===== Extracted records
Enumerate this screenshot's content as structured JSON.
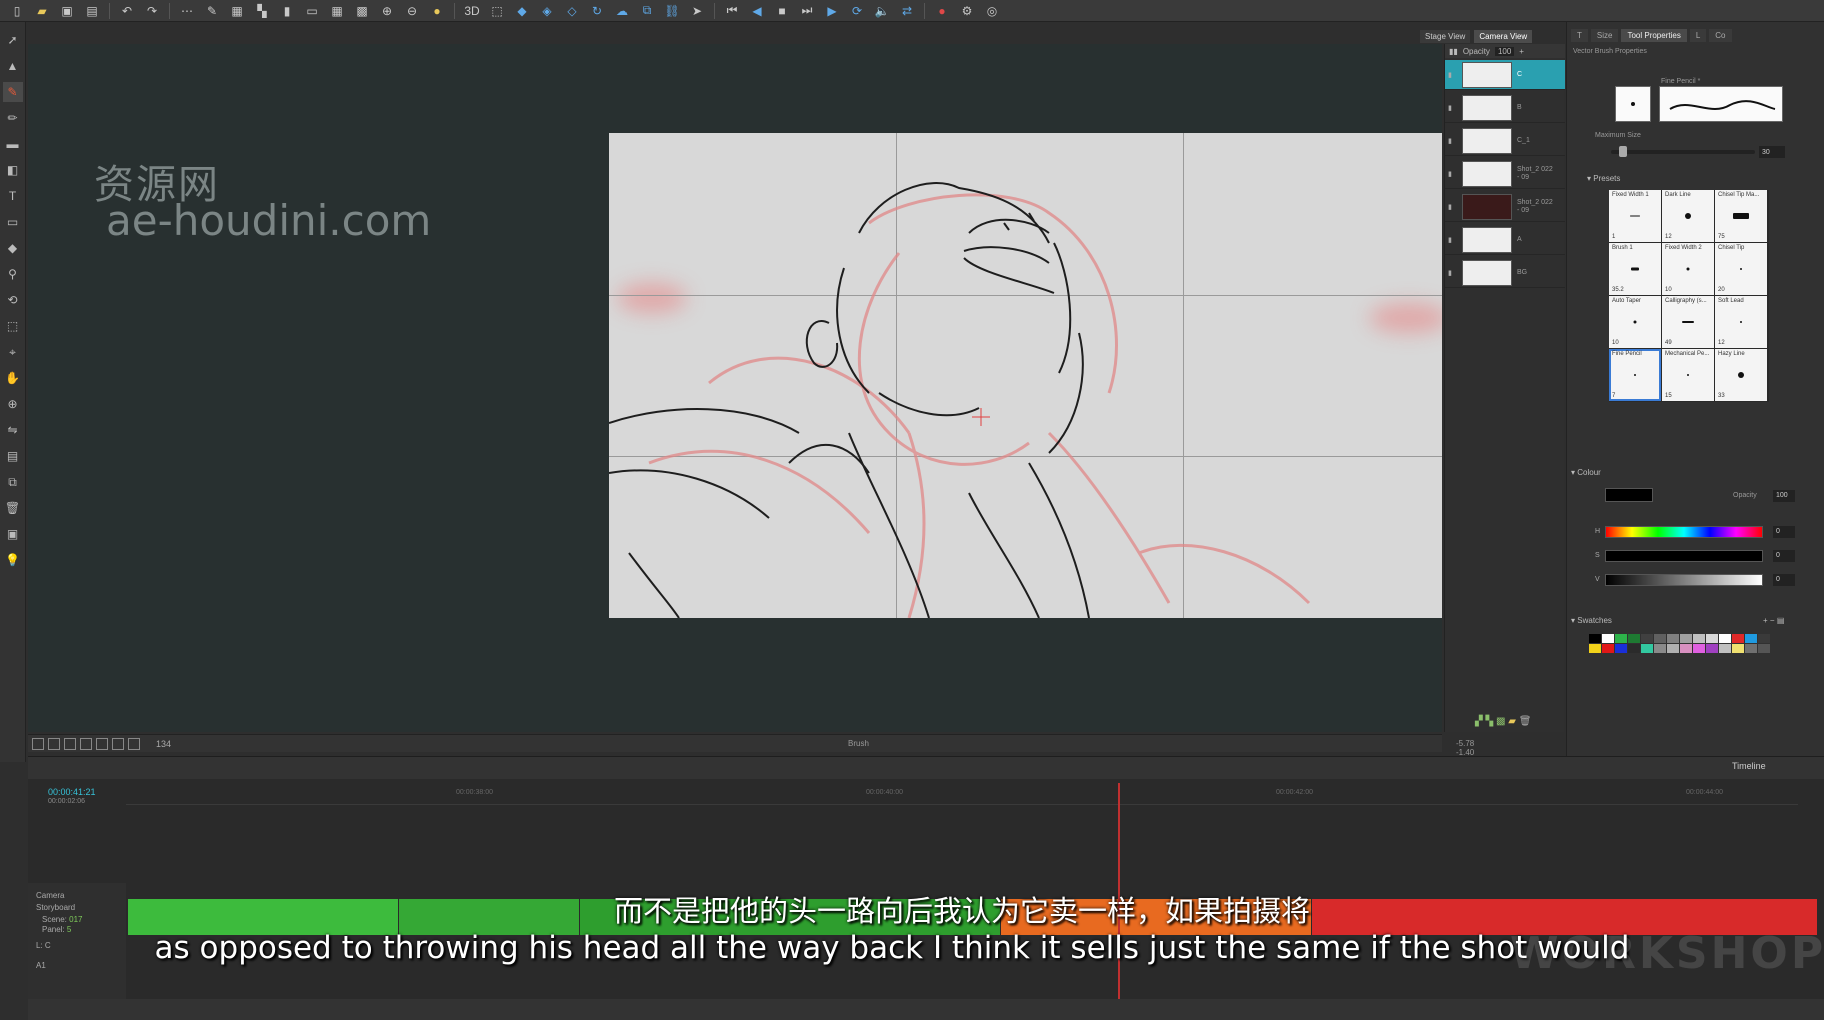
{
  "toolbar": {
    "icons": [
      "new-icon",
      "open-icon",
      "save-icon",
      "save-all-icon",
      "undo-icon",
      "redo-icon",
      "more-icon",
      "pen-icon",
      "grid-icon",
      "layout-icon",
      "zoom-in-icon",
      "zoom-out-icon",
      "hand-icon",
      "3d-icon",
      "camera-icon",
      "play-icon",
      "loop-icon",
      "sound-icon",
      "record-icon"
    ],
    "label_3d": "3D"
  },
  "stage": {
    "tabs": [
      "Stage View",
      "Camera View"
    ],
    "watermark_line1": "资源网",
    "watermark_line2": "ae-houdini.com"
  },
  "stage_bar": {
    "zoom": "134",
    "center_text": "Brush",
    "right_text": "-5.78  -1.40"
  },
  "layers": {
    "opacity_label": "Opacity",
    "opacity_value": "100",
    "rows": [
      {
        "name": "C",
        "selected": true,
        "dark": false
      },
      {
        "name": "B",
        "selected": false,
        "dark": false
      },
      {
        "name": "C_1",
        "selected": false,
        "dark": false
      },
      {
        "name": "Shot_2 022 - 09",
        "selected": false,
        "dark": false
      },
      {
        "name": "Shot_2 022 - 09",
        "selected": false,
        "dark": true
      },
      {
        "name": "A",
        "selected": false,
        "dark": false
      },
      {
        "name": "BG",
        "selected": false,
        "dark": false
      }
    ]
  },
  "tool_properties": {
    "tabs": [
      "T",
      "Size",
      "Tool Properties",
      "L",
      "Co"
    ],
    "header": "Vector Brush Properties",
    "brush_name": "Fine Pencil *",
    "max_size_label": "Maximum Size",
    "max_size_value": "30",
    "presets_label": "Presets",
    "presets": [
      {
        "name": "Fixed Width 1",
        "size": "1",
        "selected": false
      },
      {
        "name": "Dark Line",
        "size": "12",
        "selected": false
      },
      {
        "name": "Chisel Tip Ma...",
        "size": "75",
        "selected": false
      },
      {
        "name": "Brush 1",
        "size": "35.2",
        "selected": false
      },
      {
        "name": "Fixed Width 2",
        "size": "10",
        "selected": false
      },
      {
        "name": "Chisel Tip",
        "size": "20",
        "selected": false
      },
      {
        "name": "Auto Taper",
        "size": "10",
        "selected": false
      },
      {
        "name": "Calligraphy (s...",
        "size": "49",
        "selected": false
      },
      {
        "name": "Soft Lead",
        "size": "12",
        "selected": false
      },
      {
        "name": "Fine Pencil",
        "size": "7",
        "selected": true
      },
      {
        "name": "Mechanical Pe...",
        "size": "15",
        "selected": false
      },
      {
        "name": "Hazy Line",
        "size": "33",
        "selected": false
      }
    ]
  },
  "colour": {
    "label": "Colour",
    "opacity_label": "Opacity",
    "opacity_value": "100",
    "h_label": "H",
    "h_value": "0",
    "s_label": "S",
    "s_value": "0",
    "v_label": "V",
    "v_value": "0",
    "current": "#000000"
  },
  "swatches": {
    "label": "Swatches",
    "colors": [
      "#000000",
      "#ffffff",
      "#2db34a",
      "#1e7a32",
      "#404040",
      "#606060",
      "#808080",
      "#a0a0a0",
      "#c0c0c0",
      "#d8d8d8",
      "#ffffff",
      "#e02828",
      "#1f9ae0",
      "#3a3a3a",
      "#f2d21a",
      "#e01818",
      "#1a2fd8",
      "#2b2b2b",
      "#32c8a0",
      "#8a8a8a",
      "#b0b0b0",
      "#d890c0",
      "#e060e0",
      "#a040c0",
      "#c0c0c0",
      "#f0e070",
      "#707070",
      "#555555"
    ]
  },
  "timeline": {
    "title": "Timeline",
    "current_time": "00:00:41:21",
    "current_time_sub": "00:00:02:06",
    "ticks": [
      "00:00:38:00",
      "00:00:40:00",
      "00:00:42:00",
      "00:00:44:00"
    ],
    "track_camera": "Camera",
    "track_storyboard": "Storyboard",
    "scene_label": "Scene:",
    "scene_value": "017",
    "panel_label": "Panel:",
    "panel_value": "5",
    "track_lc": "L: C",
    "track_audio": "A1"
  },
  "subtitles": {
    "chinese": "而不是把他的头一路向后我认为它卖一样，如果拍摄将",
    "english": "as opposed to throwing his head all the way back I think it sells just the same if the shot would"
  },
  "corner_watermark": "WORKSHOP"
}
==========
### Description of the task
Pictures in the records above are not copied; print everything else exactly.

### Task response
Enumerate this screenshot's content as structured JSON.
{
  "toolbar": {
    "icons": [
      "new-icon",
      "open-icon",
      "save-icon",
      "save-all-icon",
      "undo-icon",
      "redo-icon",
      "more-icon",
      "pen-icon",
      "grid-icon",
      "layout-icon",
      "zoom-in-icon",
      "zoom-out-icon",
      "hand-icon",
      "3d-icon",
      "camera-icon",
      "play-icon",
      "loop-icon",
      "sound-icon",
      "record-icon"
    ],
    "label_3d": "3D"
  },
  "stage": {
    "tabs": [
      "Stage View",
      "Camera View"
    ],
    "watermark_line1": "资源网",
    "watermark_line2": "ae-houdini.com"
  },
  "stage_bar": {
    "zoom": "134",
    "center_text": "Brush",
    "right_text": "-5.78  -1.40"
  },
  "layers": {
    "opacity_label": "Opacity",
    "opacity_value": "100",
    "rows": [
      {
        "name": "C",
        "selected": true,
        "dark": false
      },
      {
        "name": "B",
        "selected": false,
        "dark": false
      },
      {
        "name": "C_1",
        "selected": false,
        "dark": false
      },
      {
        "name": "Shot_2 022 - 09",
        "selected": false,
        "dark": false
      },
      {
        "name": "Shot_2 022 - 09",
        "selected": false,
        "dark": true
      },
      {
        "name": "A",
        "selected": false,
        "dark": false
      },
      {
        "name": "BG",
        "selected": false,
        "dark": false
      }
    ]
  },
  "tool_properties": {
    "tabs": [
      "T",
      "Size",
      "Tool Properties",
      "L",
      "Co"
    ],
    "header": "Vector Brush Properties",
    "brush_name": "Fine Pencil *",
    "max_size_label": "Maximum Size",
    "max_size_value": "30",
    "presets_label": "Presets",
    "presets": [
      {
        "name": "Fixed Width 1",
        "size": "1",
        "selected": false
      },
      {
        "name": "Dark Line",
        "size": "12",
        "selected": false
      },
      {
        "name": "Chisel Tip Ma...",
        "size": "75",
        "selected": false
      },
      {
        "name": "Brush 1",
        "size": "35.2",
        "selected": false
      },
      {
        "name": "Fixed Width 2",
        "size": "10",
        "selected": false
      },
      {
        "name": "Chisel Tip",
        "size": "20",
        "selected": false
      },
      {
        "name": "Auto Taper",
        "size": "10",
        "selected": false
      },
      {
        "name": "Calligraphy (s...",
        "size": "49",
        "selected": false
      },
      {
        "name": "Soft Lead",
        "size": "12",
        "selected": false
      },
      {
        "name": "Fine Pencil",
        "size": "7",
        "selected": true
      },
      {
        "name": "Mechanical Pe...",
        "size": "15",
        "selected": false
      },
      {
        "name": "Hazy Line",
        "size": "33",
        "selected": false
      }
    ]
  },
  "colour": {
    "label": "Colour",
    "opacity_label": "Opacity",
    "opacity_value": "100",
    "h_label": "H",
    "h_value": "0",
    "s_label": "S",
    "s_value": "0",
    "v_label": "V",
    "v_value": "0",
    "current": "#000000"
  },
  "swatches": {
    "label": "Swatches",
    "colors": [
      "#000000",
      "#ffffff",
      "#2db34a",
      "#1e7a32",
      "#404040",
      "#606060",
      "#808080",
      "#a0a0a0",
      "#c0c0c0",
      "#d8d8d8",
      "#ffffff",
      "#e02828",
      "#1f9ae0",
      "#3a3a3a",
      "#f2d21a",
      "#e01818",
      "#1a2fd8",
      "#2b2b2b",
      "#32c8a0",
      "#8a8a8a",
      "#b0b0b0",
      "#d890c0",
      "#e060e0",
      "#a040c0",
      "#c0c0c0",
      "#f0e070",
      "#707070",
      "#555555"
    ]
  },
  "timeline": {
    "title": "Timeline",
    "current_time": "00:00:41:21",
    "current_time_sub": "00:00:02:06",
    "ticks": [
      "00:00:38:00",
      "00:00:40:00",
      "00:00:42:00",
      "00:00:44:00"
    ],
    "track_camera": "Camera",
    "track_storyboard": "Storyboard",
    "scene_label": "Scene:",
    "scene_value": "017",
    "panel_label": "Panel:",
    "panel_value": "5",
    "track_lc": "L: C",
    "track_audio": "A1"
  },
  "subtitles": {
    "chinese": "而不是把他的头一路向后我认为它卖一样，如果拍摄将",
    "english": "as opposed to throwing his head all the way back I think it sells just the same if the shot would"
  },
  "corner_watermark": "WORKSHOP"
}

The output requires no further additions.